▶ [Problem requirements] Write out all entries word for word.

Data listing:
■ ■ ■

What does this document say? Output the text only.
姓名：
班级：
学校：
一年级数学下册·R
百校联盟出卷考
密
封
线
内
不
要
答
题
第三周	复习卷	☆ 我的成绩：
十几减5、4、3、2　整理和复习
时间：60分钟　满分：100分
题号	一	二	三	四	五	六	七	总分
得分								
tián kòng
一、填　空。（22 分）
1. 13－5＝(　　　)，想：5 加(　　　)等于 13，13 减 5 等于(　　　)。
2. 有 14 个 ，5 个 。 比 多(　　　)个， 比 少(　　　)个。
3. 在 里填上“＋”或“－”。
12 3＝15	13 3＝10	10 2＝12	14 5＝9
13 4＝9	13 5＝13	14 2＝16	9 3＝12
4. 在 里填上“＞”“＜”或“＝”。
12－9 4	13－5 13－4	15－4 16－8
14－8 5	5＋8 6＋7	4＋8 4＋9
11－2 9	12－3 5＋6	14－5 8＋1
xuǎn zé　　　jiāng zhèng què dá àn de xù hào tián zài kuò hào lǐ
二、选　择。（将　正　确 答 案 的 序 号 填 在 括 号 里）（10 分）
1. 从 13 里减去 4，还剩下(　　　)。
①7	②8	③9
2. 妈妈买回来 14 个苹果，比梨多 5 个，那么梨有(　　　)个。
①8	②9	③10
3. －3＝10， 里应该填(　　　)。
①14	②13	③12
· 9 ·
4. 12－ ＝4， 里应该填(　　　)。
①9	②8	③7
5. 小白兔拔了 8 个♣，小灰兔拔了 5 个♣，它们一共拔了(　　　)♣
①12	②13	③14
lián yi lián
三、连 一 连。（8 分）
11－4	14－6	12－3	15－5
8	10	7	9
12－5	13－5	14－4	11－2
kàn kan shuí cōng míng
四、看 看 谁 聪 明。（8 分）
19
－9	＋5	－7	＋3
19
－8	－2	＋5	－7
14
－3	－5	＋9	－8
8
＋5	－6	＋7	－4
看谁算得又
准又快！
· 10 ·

■ ■ ■

▶ [Solution to the exercise]
What does this document say? Output the text only.
姓名：
班级：
学校：
一年级数学下册·R
百校联盟出卷考
密
封
线
内
不
要
答
题
第三周	复习卷	☆ 我的成绩：
十几减5、4、3、2　整理和复习
时间：60分钟　满分：100分
题号	一	二	三	四	五	六	七	总分
得分								
tián kòng
一、填　空。（22 分）
1. 13－5＝(　　　)，想：5 加(　　　)等于 13，13 减 5 等于(　　　)。
2. 有 14 个 ，5 个 。 比 多(　　　)个， 比 少(　　　)个。
3. 在 里填上“＋”或“－”。
12 3＝15	13 3＝10	10 2＝12	14 5＝9
13 4＝9	13 5＝13	14 2＝16	9 3＝12
4. 在 里填上“＞”“＜”或“＝”。
12－9 4	13－5 13－4	15－4 16－8
14－8 5	5＋8 6＋7	4＋8 4＋9
11－2 9	12－3 5＋6	14－5 8＋1
xuǎn zé　　　jiāng zhèng què dá àn de xù hào tián zài kuò hào lǐ
二、选　择。（将　正　确 答 案 的 序 号 填 在 括 号 里）（10 分）
1. 从 13 里减去 4，还剩下(　　　)。
①7	②8	③9
2. 妈妈买回来 14 个苹果，比梨多 5 个，那么梨有(　　　)个。
①8	②9	③10
3. －3＝10， 里应该填(　　　)。
①14	②13	③12
· 9 ·
4. 12－ ＝4， 里应该填(　　　)。
①9	②8	③7
5. 小白兔拔了 8 个♣，小灰兔拔了 5 个♣，它们一共拔了(　　　)♣
①12	②13	③14
lián yi lián
三、连 一 连。（8 分）
11－4	14－6	12－3	15－5
8	10	7	9
12－5	13－5	14－4	11－2
kàn kan shuí cōng míng
四、看 看 谁 聪 明。（8 分）
19
－9	＋5	－7	＋3
19
－8	－2	＋5	－7
14
－3	－5	＋9	－8
8
＋5	－6	＋7	－4
看谁算得又
准又快！
· 10 ·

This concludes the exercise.